**Exercise details**:
Wherever a line below holds the word "What", copy that line.

**Data for this task**:
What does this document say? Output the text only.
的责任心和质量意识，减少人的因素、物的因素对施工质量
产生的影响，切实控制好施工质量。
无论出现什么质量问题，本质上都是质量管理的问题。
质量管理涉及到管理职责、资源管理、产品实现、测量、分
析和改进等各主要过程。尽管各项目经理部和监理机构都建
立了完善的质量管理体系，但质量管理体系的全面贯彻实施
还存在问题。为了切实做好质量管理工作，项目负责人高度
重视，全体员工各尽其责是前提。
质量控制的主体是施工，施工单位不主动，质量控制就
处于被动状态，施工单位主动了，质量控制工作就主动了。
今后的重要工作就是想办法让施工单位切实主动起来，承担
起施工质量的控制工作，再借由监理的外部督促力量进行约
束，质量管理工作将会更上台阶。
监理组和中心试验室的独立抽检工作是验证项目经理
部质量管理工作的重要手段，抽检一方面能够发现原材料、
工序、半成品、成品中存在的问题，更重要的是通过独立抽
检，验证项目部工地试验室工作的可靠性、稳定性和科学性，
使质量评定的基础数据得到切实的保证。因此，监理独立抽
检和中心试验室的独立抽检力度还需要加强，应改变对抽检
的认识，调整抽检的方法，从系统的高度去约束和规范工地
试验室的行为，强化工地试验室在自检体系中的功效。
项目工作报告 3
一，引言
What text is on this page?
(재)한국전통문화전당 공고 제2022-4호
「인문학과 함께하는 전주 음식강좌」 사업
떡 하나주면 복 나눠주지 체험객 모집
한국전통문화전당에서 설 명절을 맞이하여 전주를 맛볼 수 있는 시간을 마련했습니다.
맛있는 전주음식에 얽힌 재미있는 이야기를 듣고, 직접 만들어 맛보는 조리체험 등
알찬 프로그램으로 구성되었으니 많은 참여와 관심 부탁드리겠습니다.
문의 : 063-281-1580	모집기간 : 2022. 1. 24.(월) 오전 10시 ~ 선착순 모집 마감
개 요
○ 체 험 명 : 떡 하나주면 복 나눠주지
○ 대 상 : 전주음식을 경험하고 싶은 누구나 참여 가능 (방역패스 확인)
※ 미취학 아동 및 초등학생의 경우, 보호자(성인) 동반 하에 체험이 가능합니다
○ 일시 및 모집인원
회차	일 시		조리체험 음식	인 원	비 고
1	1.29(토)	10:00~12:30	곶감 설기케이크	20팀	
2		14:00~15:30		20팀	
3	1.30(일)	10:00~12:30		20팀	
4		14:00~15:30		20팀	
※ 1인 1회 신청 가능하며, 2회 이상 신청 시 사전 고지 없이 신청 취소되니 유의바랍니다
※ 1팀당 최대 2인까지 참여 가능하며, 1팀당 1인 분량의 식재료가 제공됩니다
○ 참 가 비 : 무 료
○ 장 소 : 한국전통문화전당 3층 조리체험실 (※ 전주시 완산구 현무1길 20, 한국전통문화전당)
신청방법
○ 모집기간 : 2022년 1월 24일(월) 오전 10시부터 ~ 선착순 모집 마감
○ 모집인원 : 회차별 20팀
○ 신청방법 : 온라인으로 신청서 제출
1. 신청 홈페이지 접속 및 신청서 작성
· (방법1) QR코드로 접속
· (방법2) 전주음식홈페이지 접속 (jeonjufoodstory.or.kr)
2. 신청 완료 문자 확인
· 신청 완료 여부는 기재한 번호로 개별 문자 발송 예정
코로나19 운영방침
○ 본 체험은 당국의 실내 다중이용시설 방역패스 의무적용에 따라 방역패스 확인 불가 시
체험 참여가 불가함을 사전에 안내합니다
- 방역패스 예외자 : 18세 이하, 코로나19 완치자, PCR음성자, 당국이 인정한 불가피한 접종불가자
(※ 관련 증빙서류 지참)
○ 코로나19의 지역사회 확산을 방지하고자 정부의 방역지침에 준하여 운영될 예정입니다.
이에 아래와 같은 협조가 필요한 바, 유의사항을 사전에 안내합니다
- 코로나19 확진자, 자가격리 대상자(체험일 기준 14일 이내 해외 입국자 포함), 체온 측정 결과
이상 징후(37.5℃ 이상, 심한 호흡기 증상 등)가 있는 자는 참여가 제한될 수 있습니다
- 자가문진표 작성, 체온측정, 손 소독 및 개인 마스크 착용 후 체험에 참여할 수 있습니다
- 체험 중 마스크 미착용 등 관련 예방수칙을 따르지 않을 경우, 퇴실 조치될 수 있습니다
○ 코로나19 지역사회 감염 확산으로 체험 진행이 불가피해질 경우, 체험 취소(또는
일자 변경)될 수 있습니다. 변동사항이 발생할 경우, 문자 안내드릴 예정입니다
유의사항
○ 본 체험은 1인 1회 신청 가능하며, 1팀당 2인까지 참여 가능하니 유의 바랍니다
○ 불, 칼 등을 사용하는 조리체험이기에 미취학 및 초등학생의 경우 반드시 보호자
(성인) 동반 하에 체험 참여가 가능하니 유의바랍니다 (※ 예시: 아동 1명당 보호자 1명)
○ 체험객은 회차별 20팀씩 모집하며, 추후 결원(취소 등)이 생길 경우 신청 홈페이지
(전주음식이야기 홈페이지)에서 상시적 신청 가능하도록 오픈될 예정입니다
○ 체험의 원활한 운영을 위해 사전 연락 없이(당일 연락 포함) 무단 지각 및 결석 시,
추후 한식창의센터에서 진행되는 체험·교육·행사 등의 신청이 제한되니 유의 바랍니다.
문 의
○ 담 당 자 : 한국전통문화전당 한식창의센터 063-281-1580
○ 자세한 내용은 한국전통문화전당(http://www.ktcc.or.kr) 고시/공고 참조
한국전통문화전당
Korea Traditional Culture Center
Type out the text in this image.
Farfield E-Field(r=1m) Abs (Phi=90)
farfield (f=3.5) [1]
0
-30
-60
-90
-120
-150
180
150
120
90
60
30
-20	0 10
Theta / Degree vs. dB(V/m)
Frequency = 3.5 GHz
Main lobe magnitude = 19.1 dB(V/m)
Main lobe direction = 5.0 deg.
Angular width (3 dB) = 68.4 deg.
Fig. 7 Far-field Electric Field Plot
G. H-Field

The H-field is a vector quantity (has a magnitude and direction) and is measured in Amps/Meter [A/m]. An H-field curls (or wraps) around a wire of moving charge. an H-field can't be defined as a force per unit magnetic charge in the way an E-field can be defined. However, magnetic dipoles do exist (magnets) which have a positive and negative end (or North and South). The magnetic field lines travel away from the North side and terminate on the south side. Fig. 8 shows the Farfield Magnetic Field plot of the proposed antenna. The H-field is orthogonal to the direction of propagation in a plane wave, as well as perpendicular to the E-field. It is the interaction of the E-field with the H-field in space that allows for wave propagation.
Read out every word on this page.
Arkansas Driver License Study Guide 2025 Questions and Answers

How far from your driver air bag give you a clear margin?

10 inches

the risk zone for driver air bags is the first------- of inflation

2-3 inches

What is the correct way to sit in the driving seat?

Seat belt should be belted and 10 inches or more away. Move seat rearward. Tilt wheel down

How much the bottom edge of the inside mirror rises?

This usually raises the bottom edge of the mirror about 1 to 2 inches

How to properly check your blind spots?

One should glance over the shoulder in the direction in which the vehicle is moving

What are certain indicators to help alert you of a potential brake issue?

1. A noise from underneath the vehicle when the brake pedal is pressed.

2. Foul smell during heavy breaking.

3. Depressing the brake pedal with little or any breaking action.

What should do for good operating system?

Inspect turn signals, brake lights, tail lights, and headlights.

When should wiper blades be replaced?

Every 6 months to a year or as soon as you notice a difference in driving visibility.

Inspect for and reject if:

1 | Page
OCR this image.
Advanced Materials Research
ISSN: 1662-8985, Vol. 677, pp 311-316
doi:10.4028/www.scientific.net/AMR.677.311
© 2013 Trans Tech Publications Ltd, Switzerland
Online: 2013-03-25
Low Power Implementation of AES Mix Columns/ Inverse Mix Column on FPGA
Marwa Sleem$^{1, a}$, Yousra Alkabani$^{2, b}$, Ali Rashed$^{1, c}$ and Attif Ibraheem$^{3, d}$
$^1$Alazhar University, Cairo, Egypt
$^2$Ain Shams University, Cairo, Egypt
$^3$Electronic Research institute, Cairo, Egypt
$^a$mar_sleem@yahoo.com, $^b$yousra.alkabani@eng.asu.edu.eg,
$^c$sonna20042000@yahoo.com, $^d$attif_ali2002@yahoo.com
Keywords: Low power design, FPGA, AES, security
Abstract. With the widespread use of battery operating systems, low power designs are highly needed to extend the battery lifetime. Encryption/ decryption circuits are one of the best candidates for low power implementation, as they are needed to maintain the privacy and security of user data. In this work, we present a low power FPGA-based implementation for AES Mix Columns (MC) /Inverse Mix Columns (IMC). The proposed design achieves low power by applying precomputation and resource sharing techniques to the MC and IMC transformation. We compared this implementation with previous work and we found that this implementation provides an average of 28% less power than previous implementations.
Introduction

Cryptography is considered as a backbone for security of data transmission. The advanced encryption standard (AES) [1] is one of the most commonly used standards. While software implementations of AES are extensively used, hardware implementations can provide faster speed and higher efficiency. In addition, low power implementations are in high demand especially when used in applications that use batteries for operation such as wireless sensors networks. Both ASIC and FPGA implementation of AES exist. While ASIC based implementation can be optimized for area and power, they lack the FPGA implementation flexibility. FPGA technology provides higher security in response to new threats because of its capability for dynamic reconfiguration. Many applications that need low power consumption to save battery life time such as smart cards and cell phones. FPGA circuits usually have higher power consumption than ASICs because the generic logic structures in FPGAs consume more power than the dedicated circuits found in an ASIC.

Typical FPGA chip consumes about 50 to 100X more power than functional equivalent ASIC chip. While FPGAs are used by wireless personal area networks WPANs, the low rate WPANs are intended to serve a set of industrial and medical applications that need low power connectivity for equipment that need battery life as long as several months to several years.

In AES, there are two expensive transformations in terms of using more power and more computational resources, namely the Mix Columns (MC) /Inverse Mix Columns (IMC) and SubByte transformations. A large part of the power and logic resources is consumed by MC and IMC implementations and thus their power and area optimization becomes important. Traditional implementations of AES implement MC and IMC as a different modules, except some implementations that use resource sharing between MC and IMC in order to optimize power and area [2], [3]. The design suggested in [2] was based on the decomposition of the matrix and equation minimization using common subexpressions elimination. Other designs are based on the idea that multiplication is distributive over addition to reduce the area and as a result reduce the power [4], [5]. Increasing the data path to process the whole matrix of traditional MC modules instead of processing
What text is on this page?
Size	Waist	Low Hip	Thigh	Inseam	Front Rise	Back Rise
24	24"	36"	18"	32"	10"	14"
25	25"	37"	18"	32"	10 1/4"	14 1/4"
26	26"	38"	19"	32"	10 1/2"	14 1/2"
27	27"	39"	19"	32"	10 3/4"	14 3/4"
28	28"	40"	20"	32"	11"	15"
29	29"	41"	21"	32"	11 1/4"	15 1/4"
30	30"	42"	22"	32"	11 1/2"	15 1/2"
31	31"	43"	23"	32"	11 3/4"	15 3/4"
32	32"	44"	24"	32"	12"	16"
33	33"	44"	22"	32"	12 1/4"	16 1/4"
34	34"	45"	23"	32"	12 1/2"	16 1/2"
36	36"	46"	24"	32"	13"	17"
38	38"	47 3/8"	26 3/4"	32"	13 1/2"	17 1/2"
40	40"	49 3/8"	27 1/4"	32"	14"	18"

**The response**:
What does this document say? Output the text only.
What text is on this page?
What is the correct way to sit in the driving seat?
What are certain indicators to help alert you of a potential brake issue?
What should do for good operating system?
What text is on this page?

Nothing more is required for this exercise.